PASSAGE FOR REVIEW:
━━━━━━━━
- An emerging market is characterized by competition on the basis of technology. Early adopters like to play with new technology and are able to cope with its issues. Many different products are competing for market share on the basis of "my features are better". Think of the early days of the VCR, with VHS vs. Betamax. In a mature market, few people worry about features, most VCR or DVD players have the same feature set and very good picture quality at a very low price. If you want to be sure you get a good one, you are most likely to buy using brand name (e.g. Sony) rather than poring over detailed specifications. Margins are low, but volume is high and margins can be better if you won the brand battle.
- The next phase in the market is characterized by competition on the basis of service. Think of the video rental store as a service. You visit the store and pay rental according to how much you use the service. As an emerging service, anyone could setup to rent videos and DVDs. As the market matured, larger stores with a bigger selection and more centralized buying power provided a better service, and video rental chains such as Blockbuster took over the market. Again, the power of a dominant brand became the primary differentiator as the service market matured.
━━━━━━━━
WHAT TO WORK ON:
(1) In the passage on market competition, what became the primary differentiator as the service market matured?
(2) Quote the passage on market competition from "- The next phase" through "service market matured.".
(3) Write what comes next in the passage on market competition, picking up after its final sentence.
━━━━━━━━
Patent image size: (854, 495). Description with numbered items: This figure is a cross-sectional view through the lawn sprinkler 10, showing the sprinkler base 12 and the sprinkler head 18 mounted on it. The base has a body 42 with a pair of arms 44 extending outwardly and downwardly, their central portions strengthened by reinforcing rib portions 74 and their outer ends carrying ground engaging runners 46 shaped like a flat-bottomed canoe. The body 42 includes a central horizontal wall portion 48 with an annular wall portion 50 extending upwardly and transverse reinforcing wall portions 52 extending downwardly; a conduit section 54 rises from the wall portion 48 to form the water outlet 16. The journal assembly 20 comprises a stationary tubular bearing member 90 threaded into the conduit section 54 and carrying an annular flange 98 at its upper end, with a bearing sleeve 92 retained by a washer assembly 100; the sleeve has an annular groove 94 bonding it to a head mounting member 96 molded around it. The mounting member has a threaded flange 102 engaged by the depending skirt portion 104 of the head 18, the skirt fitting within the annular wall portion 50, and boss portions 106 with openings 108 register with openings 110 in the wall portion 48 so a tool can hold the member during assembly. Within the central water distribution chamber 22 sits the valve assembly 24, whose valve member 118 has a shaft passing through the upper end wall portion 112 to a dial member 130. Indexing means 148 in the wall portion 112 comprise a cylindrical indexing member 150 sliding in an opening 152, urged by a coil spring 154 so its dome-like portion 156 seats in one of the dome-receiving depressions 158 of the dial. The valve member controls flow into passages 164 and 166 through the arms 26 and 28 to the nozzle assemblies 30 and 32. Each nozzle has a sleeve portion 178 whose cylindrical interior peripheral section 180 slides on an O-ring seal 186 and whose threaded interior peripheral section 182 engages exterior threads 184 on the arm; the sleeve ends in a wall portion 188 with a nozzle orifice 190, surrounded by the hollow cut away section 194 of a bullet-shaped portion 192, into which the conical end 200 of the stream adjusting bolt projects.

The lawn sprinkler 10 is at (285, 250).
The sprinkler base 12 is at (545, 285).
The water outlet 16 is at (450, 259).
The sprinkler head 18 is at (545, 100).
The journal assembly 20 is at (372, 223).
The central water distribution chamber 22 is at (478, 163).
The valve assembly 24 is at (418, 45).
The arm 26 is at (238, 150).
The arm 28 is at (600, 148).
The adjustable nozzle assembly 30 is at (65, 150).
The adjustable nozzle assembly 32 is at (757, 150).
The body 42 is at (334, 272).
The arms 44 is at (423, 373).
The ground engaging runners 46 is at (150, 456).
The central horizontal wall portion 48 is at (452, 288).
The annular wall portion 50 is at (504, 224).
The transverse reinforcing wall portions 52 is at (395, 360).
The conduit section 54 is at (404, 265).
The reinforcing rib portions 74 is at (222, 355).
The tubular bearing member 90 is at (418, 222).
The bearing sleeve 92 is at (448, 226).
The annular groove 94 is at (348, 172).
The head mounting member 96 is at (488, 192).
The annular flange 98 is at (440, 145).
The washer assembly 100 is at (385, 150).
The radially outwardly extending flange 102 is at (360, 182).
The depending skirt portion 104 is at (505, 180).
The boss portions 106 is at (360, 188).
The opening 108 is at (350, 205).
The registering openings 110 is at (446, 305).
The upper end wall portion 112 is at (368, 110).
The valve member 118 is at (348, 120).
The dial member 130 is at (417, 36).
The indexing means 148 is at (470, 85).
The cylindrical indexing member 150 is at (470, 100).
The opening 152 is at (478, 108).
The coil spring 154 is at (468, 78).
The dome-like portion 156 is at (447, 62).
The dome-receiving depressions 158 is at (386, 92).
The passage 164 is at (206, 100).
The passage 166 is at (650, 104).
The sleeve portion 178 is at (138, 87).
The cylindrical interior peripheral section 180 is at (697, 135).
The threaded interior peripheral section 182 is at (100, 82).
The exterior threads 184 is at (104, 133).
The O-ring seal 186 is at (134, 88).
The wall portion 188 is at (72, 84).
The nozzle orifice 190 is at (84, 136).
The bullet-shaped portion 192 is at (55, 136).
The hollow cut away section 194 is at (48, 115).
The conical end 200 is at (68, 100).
━━━━━━━━
ANSWERS BY TASK:
(1) The power of a dominant brand.

(2)
- The next phase in the market is characterized by competition on the basis of service. Think of the video rental store as a service. You visit the store and pay rental according to how much you use the service. As an emerging service, anyone could setup to rent videos and DVDs. As the market matured, larger stores with a bigger selection and more centralized buying power provided a better service, and video rental chains such as Blockbuster took over the market. Again, the power of a dominant brand became the primary differentiator as the service market matured.

(3)
- The third phase in the market is the evolution of a service into a utility. A utility provides a more centralized set of resources, and a regular subscription or monthly bill. It can provide similar services, but in a more automated manner. NetFlix is my example of a utility based DVD provider service. You pay a monthly fee which encourages steady consumption, and NetFlix have automated the recommendation system, which replaces asking the counter clerk in a video rental store for advice. The recommendations are the result of many peoples opinions, so are likely to be less biased and better informed, but the most important difference in the utility approach is that it doesn't need people to provide the service directly to the customer. This makes it fundamentally cheaper. Many traditional services were transformed into utilities by the arrival of the Internet, which allows consumers to access information based utilities in a generic and efficient manner. The network effect benefit of having a large user base also causes dominant brand names to emerge. NetFlix leads mindshare in this space, despite attempts by BlockBuster to copy their business model, NetFlix can grow faster with fewer people as a pure utility.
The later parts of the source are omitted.